Patrick : Avoir un objectif spécifique, et aussi des cibles spécifiques sur lesquelles les gens peuvent faire pression de plusieurs façons différentes. De multiples stratégies différentes. Avoir aussi un manifeste commun ou quelque chose comme ça. Ça ne doit pas nécessairement être un texte. Mais une éthique commune que tous ceux qui font partie du mouvement peuvent soutenir. Défendre un espace, défendre un territoire est l’une de ces choses. Et l’éducation politique aussi. Beaucoup d’informations claires, qui parlent de ce qui se passe. Parce qu’il y a tellement de désinformation de la part du gouvernement et des entreprises. Et être capable de diffuser cela aux gens de différentes manières. Par les médias sociaux, mais aussi par le papier, les affiches, le collage et tenir des tables lors d’événements. Et essayer d’en faire un mouvement de masse. Être ouvert à ce que d’autres personnes qui ont d’autres pensées et d’autres idées ont à dire aussi. Lorsque les mouvements se limitent à un petit groupe de personnes, à un type spécifique de personnes ou à un type spécifique d’idéologie, il est plus difficile de gagner le combat. Ce n’est pas par l’action d’un petit groupe de personnes que l’on pourra dépasser ce monde et en créer un nouveau.

Robin : Je pense que l’aspect propagande est vraiment important et l’aspect éducation est vraiment important et l’une des premières victoires de ce mouvement a été d’en faire un sujet dont les gens étaient conscients. Lorsque le conseil municipal s’est demandé s’il devait voter ou non pour ce projet, les débats de la mairie étaient sur Zoom. Tous les politiciens étaient chez eux. Pendant l’un des débats, il y a eu une manifestation à la maison de la politicienne qui a introduit la loi. Elle était si bouleversée. Elle est sortie en trombe de sa maison et s’est dit : ’Que se passe-t-il ?’. Elle a interrompu la réunion du conseil municipal, s’est immédiatement rendue au poste de police, a appelé toutes les agences de presse et a fait tout un discours dans lequel elle a dit, c’était très drôle, ’On va construire Cop City et personne ne peut nous dire de ne pas le faire !’ Et c’était partout dans les nouvelles, localement. C’était la première fois que les gens d’Atlanta entendaient parler de ce projet. Il faut d’abord que ce soit les nouvelles nationales, puis les nouvelles locales. Et je pense que ça les a vraiment pris au dépourvu. Je pense que c’est ce dont ils ont vraiment peur. Ce genre d’information ou d’éducation. Tous les incendies criminels, ou quoi que ce soit, les appels, les pétitions et autres, je pense que tout cela ne fait que s’ajouter. Mais vous ne pouvez pas l’isoler. L’enjeu c’est de tenir tout ça ensemble et d’être capable de le transformer en une histoire à laquelle les gens peuvent croire, et contrecarrer l’histoire qu’ils veulent fournir. Je pense que c’est vraiment crucial.
◆ ◆ ◆
À faire:
[1] Relevez tous les moyens de diffuser l'information que Patrick mentionne dans le passage sur Cop City.
[2] Dans le passage sur Cop City, sur quelle plateforme se tenaient les débats de la mairie ?
[3] Écrivez la suite du passage sur Cop City.
La liste qui suit n'est pas nécessaire.

Enregistrements d'annotation de mise en page:
◆ ◆ ◆
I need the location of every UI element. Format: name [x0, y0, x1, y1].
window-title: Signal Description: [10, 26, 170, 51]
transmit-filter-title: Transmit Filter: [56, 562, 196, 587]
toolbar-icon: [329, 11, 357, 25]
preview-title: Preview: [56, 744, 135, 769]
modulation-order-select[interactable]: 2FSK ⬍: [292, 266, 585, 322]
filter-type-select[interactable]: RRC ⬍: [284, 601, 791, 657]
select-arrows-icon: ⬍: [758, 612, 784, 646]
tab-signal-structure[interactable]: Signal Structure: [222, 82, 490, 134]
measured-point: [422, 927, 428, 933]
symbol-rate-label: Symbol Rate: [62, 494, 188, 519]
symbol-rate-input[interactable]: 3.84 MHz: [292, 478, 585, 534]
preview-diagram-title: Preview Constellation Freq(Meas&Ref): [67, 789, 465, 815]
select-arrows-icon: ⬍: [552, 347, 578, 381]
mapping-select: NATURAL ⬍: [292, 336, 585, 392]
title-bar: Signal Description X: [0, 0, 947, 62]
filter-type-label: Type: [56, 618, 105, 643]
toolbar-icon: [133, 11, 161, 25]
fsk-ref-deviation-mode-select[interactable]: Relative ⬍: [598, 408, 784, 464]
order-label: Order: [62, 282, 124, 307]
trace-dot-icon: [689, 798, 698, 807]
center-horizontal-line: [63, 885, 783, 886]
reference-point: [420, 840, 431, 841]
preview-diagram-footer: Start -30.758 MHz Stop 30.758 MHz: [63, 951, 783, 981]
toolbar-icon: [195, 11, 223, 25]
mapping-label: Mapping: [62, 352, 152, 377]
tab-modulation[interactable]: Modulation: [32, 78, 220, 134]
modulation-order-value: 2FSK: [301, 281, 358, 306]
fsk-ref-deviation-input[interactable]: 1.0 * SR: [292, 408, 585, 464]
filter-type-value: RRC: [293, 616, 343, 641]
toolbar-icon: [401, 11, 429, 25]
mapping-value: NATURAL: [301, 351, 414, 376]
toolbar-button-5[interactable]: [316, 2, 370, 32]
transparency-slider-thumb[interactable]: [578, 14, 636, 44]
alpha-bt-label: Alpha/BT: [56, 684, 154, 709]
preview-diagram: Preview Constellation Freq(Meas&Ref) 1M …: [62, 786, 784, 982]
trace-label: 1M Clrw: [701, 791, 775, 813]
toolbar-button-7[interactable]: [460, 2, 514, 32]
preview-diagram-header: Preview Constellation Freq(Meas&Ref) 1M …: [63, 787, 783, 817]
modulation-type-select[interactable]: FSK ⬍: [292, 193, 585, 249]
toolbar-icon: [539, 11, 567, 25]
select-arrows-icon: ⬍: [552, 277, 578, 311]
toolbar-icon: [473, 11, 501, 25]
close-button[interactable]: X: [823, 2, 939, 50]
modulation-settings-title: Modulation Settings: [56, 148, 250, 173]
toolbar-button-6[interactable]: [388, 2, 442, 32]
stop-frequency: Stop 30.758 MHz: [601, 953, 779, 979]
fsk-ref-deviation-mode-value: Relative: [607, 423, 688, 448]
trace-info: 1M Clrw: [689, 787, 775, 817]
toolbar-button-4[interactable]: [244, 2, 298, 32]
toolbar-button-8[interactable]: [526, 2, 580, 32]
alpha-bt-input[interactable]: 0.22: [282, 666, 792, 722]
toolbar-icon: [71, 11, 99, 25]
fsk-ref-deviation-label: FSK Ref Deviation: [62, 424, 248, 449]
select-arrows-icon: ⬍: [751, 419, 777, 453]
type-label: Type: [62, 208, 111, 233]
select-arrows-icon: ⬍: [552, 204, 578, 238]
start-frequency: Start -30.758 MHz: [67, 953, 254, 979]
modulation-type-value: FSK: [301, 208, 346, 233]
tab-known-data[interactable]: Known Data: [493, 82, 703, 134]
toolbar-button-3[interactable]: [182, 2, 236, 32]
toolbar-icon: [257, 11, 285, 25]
◆ ◆ ◆
Réponses attendues:
[1]
- les médias sociaux
- le papier
- les affiches
- le collage
- tenir des tables lors d'événements

[2] Sur Zoom.

[3]
Agathe : Aussi, le mouvement n’est pas entièrement combatif tout le temps et très stressant tout le temps. La forêt se trouve dans une ville, donc si vous voulez prendre une douche, vous pouvez. Vous pouvez même venir dans la forêt après le travail. Mais, grâce à cela et aussi simplement parce que - nous étions sur ce projet avant qu’il n’y ait une quelconque menace dans la forêt - les gens sont en mesure de faire des choses amusantes et agréables. Les gens font des feux de joie à la pleine lune. Ils dînent ensemble. Les gens font des promenades. Et donc, plutôt que d’avoir à être constamment en mode soldat et prêt à combattre la police en permanence, il y a aussi des raves. Il y a des spectacles de musique acoustique. Des choses comme ça.

Robin : Il y a aussi des événements religieux, des réunions des AA. Et les médias n’ont pas tous été super clichés, avec des trucs de fou anarchiste. Il y a aussi eu des affiches que les enfants ont dessinées dans les écoles. En phase avec les dessins animés. Et certaines des premières choses organisées étaient des soirées cinéma avec des films du Studio Ghibli.
Ou de stomp dance, en novembre de l’année dernière. C’était la première fois que le peuple Muscogee Creek revenait dans la forêt de Weelaunee.

Pour replacer les choses dans une perspective historique, la forêt de Weelaunee se trouve dans le sud-est des États-Unis. Atlanta se trouve sur la terre traditionnelle des Muscogee Creek. Ce peuple a été chassé par la force de la région au début des années 1800 sur la piste des larmes, comme ils l’appellent. Aujourd’hui, des descendants de ce peuple vivent peut-être en Oklahoma, dans les régions du sud-ouest des États-Unis. Pour la première fois en 200 ans, la forêt a pu entendre parler leur langue. C’était un moment extrêmement fort pour le mouvement.

Agathe : Il y a aussi un aspect très familial dans la forêt. C’est intergénérationnel. Plutôt que de la présenter comme une guerre juste ou quelque chose qui est constamment intense, tout le temps, et vraiment épuisant. Les gens montrent aussi à quoi devrait servir la terre, comment identifier des plantes et aller chercher des champignon ... des vibes familiales. Je pense qu’avec Weelaunee, au lieu d’être constamment en train de se battre, de se faire brutaliser, d’avoir peur de la police et de s’inquiéter d’une éventuelle construction, c’est aussi une démonstration de ce que la forêt pourrait et devrait être. Les gens s’y rendent pour faire du vélo, promener leur chien, chercher des champignons, faire du yoga, communier avec la pleine lune.

Patrick : Je pense qu’une grande partie de cela, peut-être que cela semble drôle ou quelque chose, mais je pense qu’il y a beaucoup de gens qui grandissent dans les zones urbaines, dans une ville, Atlanta est une grande ville. Elle compte 8 millions d’habitants. Je pense que beaucoup de gens, ils veulent être connectés à la terre. Et ils n’en ont jamais eu l’occasion. Et je pense que c’est une très belle chose que cette lutte a fourni à beaucoup de gens. Tu peux te promener dans les arbres. C’est une chose difficile à faire à moins d’avoir quelqu’un qui vous montre comment faire.

Agathe : Ou à moins que vous soyez super riche comme Ryan Millsap et que vous possédiez votre propre forêt dans laquelle vous vivez et où vous organisez des mariages.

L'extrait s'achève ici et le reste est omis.